--- Start Data to process ---
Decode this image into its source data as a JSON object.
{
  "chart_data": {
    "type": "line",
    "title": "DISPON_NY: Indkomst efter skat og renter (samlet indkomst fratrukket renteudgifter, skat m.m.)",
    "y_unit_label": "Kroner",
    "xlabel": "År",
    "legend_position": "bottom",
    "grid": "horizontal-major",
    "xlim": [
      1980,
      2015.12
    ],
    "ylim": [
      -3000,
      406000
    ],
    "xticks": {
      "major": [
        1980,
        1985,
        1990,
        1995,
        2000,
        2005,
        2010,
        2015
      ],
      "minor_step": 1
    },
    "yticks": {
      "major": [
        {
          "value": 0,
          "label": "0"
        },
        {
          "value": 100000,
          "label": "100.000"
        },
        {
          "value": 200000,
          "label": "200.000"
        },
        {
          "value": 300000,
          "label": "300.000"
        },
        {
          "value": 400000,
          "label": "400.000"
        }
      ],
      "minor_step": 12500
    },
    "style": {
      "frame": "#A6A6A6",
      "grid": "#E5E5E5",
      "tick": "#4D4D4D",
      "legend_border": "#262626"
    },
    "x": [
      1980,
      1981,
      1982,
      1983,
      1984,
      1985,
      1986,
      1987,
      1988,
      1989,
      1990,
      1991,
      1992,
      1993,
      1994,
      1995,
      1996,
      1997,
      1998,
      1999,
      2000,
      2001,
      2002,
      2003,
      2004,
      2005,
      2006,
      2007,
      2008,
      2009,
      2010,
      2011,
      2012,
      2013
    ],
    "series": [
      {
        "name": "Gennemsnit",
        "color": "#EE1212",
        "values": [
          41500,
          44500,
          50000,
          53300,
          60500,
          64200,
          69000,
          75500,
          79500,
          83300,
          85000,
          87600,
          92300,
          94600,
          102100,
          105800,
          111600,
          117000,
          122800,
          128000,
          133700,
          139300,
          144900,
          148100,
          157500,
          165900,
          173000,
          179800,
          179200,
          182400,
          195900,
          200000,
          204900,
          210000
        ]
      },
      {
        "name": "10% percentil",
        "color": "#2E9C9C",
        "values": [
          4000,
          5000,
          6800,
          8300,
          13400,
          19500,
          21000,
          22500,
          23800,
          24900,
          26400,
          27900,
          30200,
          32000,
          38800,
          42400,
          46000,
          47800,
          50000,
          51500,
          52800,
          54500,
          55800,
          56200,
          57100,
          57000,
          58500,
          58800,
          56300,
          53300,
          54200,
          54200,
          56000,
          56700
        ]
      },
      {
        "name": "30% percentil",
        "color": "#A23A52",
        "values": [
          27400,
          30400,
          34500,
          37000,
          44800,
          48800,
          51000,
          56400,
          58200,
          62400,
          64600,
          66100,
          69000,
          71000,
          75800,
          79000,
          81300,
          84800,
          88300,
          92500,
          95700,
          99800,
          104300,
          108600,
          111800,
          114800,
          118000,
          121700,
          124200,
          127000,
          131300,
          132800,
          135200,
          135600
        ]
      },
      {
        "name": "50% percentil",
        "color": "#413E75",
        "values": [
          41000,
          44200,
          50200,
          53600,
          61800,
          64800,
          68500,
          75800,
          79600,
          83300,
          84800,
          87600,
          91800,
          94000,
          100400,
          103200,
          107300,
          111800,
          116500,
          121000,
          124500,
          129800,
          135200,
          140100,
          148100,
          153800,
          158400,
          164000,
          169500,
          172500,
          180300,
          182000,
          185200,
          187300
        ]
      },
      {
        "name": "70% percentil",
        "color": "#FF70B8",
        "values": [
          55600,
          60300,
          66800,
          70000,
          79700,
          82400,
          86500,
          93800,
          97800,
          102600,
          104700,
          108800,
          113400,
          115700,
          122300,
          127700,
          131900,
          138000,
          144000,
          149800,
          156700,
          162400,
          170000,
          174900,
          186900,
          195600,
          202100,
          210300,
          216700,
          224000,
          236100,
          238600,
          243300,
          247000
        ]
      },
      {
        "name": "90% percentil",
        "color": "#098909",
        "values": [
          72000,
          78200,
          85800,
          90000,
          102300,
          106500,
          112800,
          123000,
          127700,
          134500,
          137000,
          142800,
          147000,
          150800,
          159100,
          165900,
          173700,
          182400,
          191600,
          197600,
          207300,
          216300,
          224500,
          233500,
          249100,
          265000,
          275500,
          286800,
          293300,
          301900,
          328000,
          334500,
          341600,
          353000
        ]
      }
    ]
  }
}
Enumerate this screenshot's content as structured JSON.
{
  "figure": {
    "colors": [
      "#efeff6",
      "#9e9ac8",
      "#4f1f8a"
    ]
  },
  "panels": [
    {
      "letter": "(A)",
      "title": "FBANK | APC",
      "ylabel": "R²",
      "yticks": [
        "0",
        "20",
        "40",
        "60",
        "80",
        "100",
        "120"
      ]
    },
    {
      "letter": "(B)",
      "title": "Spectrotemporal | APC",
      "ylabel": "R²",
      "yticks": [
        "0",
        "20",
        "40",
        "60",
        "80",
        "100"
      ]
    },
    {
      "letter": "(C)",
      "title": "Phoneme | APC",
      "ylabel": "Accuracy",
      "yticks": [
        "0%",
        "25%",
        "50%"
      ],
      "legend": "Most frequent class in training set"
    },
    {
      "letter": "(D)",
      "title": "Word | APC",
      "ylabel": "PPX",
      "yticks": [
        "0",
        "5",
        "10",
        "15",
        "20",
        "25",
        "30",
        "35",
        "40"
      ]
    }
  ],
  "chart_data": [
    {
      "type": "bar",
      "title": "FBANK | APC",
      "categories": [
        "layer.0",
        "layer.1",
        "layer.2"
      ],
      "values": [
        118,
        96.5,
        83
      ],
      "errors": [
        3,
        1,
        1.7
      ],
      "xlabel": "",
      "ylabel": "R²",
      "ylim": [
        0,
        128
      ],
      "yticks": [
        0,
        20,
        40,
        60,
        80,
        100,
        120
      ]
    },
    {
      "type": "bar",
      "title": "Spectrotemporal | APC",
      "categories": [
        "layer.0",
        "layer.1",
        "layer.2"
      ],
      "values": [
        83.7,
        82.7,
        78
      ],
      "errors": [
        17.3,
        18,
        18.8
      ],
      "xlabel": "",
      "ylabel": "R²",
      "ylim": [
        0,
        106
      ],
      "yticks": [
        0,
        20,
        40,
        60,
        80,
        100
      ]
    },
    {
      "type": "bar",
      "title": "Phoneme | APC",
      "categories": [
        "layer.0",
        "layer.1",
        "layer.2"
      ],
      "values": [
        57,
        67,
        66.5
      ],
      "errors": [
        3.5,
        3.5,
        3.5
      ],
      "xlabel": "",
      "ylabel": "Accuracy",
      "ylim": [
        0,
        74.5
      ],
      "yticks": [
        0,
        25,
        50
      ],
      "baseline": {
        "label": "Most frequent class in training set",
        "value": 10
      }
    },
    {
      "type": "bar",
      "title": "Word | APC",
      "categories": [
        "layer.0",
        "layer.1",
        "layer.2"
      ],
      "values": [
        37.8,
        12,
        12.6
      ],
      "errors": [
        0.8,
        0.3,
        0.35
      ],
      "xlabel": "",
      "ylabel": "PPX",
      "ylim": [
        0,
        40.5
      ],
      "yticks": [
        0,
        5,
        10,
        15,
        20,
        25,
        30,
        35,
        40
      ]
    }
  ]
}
--- End Data to process ---
- **Directive**
Produce a verbatim transcription of the entries above.

- **Correct result**
Decode this image into its source data as a JSON object.
{
  "chart_data": {
    "type": "line",
    "title": "DISPON_NY: Indkomst efter skat og renter (samlet indkomst fratrukket renteudgifter, skat m.m.)",
    "y_unit_label": "Kroner",
    "xlabel": "År",
    "legend_position": "bottom",
    "grid": "horizontal-major",
    "xlim": [
      1980,
      2015.12
    ],
    "ylim": [
      -3000,
      406000
    ],
    "xticks": {
      "major": [
        1980,
        1985,
        1990,
        1995,
        2000,
        2005,
        2010,
        2015
      ],
      "minor_step": 1
    },
    "yticks": {
      "major": [
        {
          "value": 0,
          "label": "0"
        },
        {
          "value": 100000,
          "label": "100.000"
        },
        {
          "value": 200000,
          "label": "200.000"
        },
        {
          "value": 300000,
          "label": "300.000"
        },
        {
          "value": 400000,
          "label": "400.000"
        }
      ],
      "minor_step": 12500
    },
    "style": {
      "frame": "#A6A6A6",
      "grid": "#E5E5E5",
      "tick": "#4D4D4D",
      "legend_border": "#262626"
    },
    "x": [
      1980,
      1981,
      1982,
      1983,
      1984,
      1985,
      1986,
      1987,
      1988,
      1989,
      1990,
      1991,
      1992,
      1993,
      1994,
      1995,
      1996,
      1997,
      1998,
      1999,
      2000,
      2001,
      2002,
      2003,
      2004,
      2005,
      2006,
      2007,
      2008,
      2009,
      2010,
      2011,
      2012,
      2013
    ],
    "series": [
      {
        "name": "Gennemsnit",
        "color": "#EE1212",
        "values": [
          41500,
          44500,
          50000,
          53300,
          60500,
          64200,
          69000,
          75500,
          79500,
          83300,
          85000,
          87600,
          92300,
          94600,
          102100,
          105800,
          111600,
          117000,
          122800,
          128000,
          133700,
          139300,
          144900,
          148100,
          157500,
          165900,
          173000,
          179800,
          179200,
          182400,
          195900,
          200000,
          204900,
          210000
        ]
      },
      {
        "name": "10% percentil",
        "color": "#2E9C9C",
        "values": [
          4000,
          5000,
          6800,
          8300,
          13400,
          19500,
          21000,
          22500,
          23800,
          24900,
          26400,
          27900,
          30200,
          32000,
          38800,
          42400,
          46000,
          47800,
          50000,
          51500,
          52800,
          54500,
          55800,
          56200,
          57100,
          57000,
          58500,
          58800,
          56300,
          53300,
          54200,
          54200,
          56000,
          56700
        ]
      },
      {
        "name": "30% percentil",
        "color": "#A23A52",
        "values": [
          27400,
          30400,
          34500,
          37000,
          44800,
          48800,
          51000,
          56400,
          58200,
          62400,
          64600,
          66100,
          69000,
          71000,
          75800,
          79000,
          81300,
          84800,
          88300,
          92500,
          95700,
          99800,
          104300,
          108600,
          111800,
          114800,
          118000,
          121700,
          124200,
          127000,
          131300,
          132800,
          135200,
          135600
        ]
      },
      {
        "name": "50% percentil",
        "color": "#413E75",
        "values": [
          41000,
          44200,
          50200,
          53600,
          61800,
          64800,
          68500,
          75800,
          79600,
          83300,
          84800,
          87600,
          91800,
          94000,
          100400,
          103200,
          107300,
          111800,
          116500,
          121000,
          124500,
          129800,
          135200,
          140100,
          148100,
          153800,
          158400,
          164000,
          169500,
          172500,
          180300,
          182000,
          185200,
          187300
        ]
      },
      {
        "name": "70% percentil",
        "color": "#FF70B8",
        "values": [
          55600,
          60300,
          66800,
          70000,
          79700,
          82400,
          86500,
          93800,
          97800,
          102600,
          104700,
          108800,
          113400,
          115700,
          122300,
          127700,
          131900,
          138000,
          144000,
          149800,
          156700,
          162400,
          170000,
          174900,
          186900,
          195600,
          202100,
          210300,
          216700,
          224000,
          236100,
          238600,
          243300,
          247000
        ]
      },
      {
        "name": "90% percentil",
        "color": "#098909",
        "values": [
          72000,
          78200,
          85800,
          90000,
          102300,
          106500,
          112800,
          123000,
          127700,
          134500,
          137000,
          142800,
          147000,
          150800,
          159100,
          165900,
          173700,
          182400,
          191600,
          197600,
          207300,
          216300,
          224500,
          233500,
          249100,
          265000,
          275500,
          286800,
          293300,
          301900,
          328000,
          334500,
          341600,
          353000
        ]
      }
    ]
  }
}
Enumerate this screenshot's content as structured JSON.
{
  "figure": {
    "colors": [
      "#efeff6",
      "#9e9ac8",
      "#4f1f8a"
    ]
  },
  "panels": [
    {
      "letter": "(A)",
      "title": "FBANK | APC",
      "ylabel": "R²",
      "yticks": [
        "0",
        "20",
        "40",
        "60",
        "80",
        "100",
        "120"
      ]
    },
    {
      "letter": "(B)",
      "title": "Spectrotemporal | APC",
      "ylabel": "R²",
      "yticks": [
        "0",
        "20",
        "40",
        "60",
        "80",
        "100"
      ]
    },
    {
      "letter": "(C)",
      "title": "Phoneme | APC",
      "ylabel": "Accuracy",
      "yticks": [
        "0%",
        "25%",
        "50%"
      ],
      "legend": "Most frequent class in training set"
    },
    {
      "letter": "(D)",
      "title": "Word | APC",
      "ylabel": "PPX",
      "yticks": [
        "0",
        "5",
        "10",
        "15",
        "20",
        "25",
        "30",
        "35",
        "40"
      ]
    }
  ],
  "chart_data": [
    {
      "type": "bar",
      "title": "FBANK | APC",
      "categories": [
        "layer.0",
        "layer.1",
        "layer.2"
      ],
      "values": [
        118,
        96.5,
        83
      ],
      "errors": [
        3,
        1,
        1.7
      ],
      "xlabel": "",
      "ylabel": "R²",
      "ylim": [
        0,
        128
      ],
      "yticks": [
        0,
        20,
        40,
        60,
        80,
        100,
        120
      ]
    },
    {
      "type": "bar",
      "title": "Spectrotemporal | APC",
      "categories": [
        "layer.0",
        "layer.1",
        "layer.2"
      ],
      "values": [
        83.7,
        82.7,
        78
      ],
      "errors": [
        17.3,
        18,
        18.8
      ],
      "xlabel": "",
      "ylabel": "R²",
      "ylim": [
        0,
        106
      ],
      "yticks": [
        0,
        20,
        40,
        60,
        80,
        100
      ]
    },
    {
      "type": "bar",
      "title": "Phoneme | APC",
      "categories": [
        "layer.0",
        "layer.1",
        "layer.2"
      ],
      "values": [
        57,
        67,
        66.5
      ],
      "errors": [
        3.5,
        3.5,
        3.5
      ],
      "xlabel": "",
      "ylabel": "Accuracy",
      "ylim": [
        0,
        74.5
      ],
      "yticks": [
        0,
        25,
        50
      ],
      "baseline": {
        "label": "Most frequent class in training set",
        "value": 10
      }
    },
    {
      "type": "bar",
      "title": "Word | APC",
      "categories": [
        "layer.0",
        "layer.1",
        "layer.2"
      ],
      "values": [
        37.8,
        12,
        12.6
      ],
      "errors": [
        0.8,
        0.3,
        0.35
      ],
      "xlabel": "",
      "ylabel": "PPX",
      "ylim": [
        0,
        40.5
      ],
      "yticks": [
        0,
        5,
        10,
        15,
        20,
        25,
        30,
        35,
        40
      ]
    }
  ]
}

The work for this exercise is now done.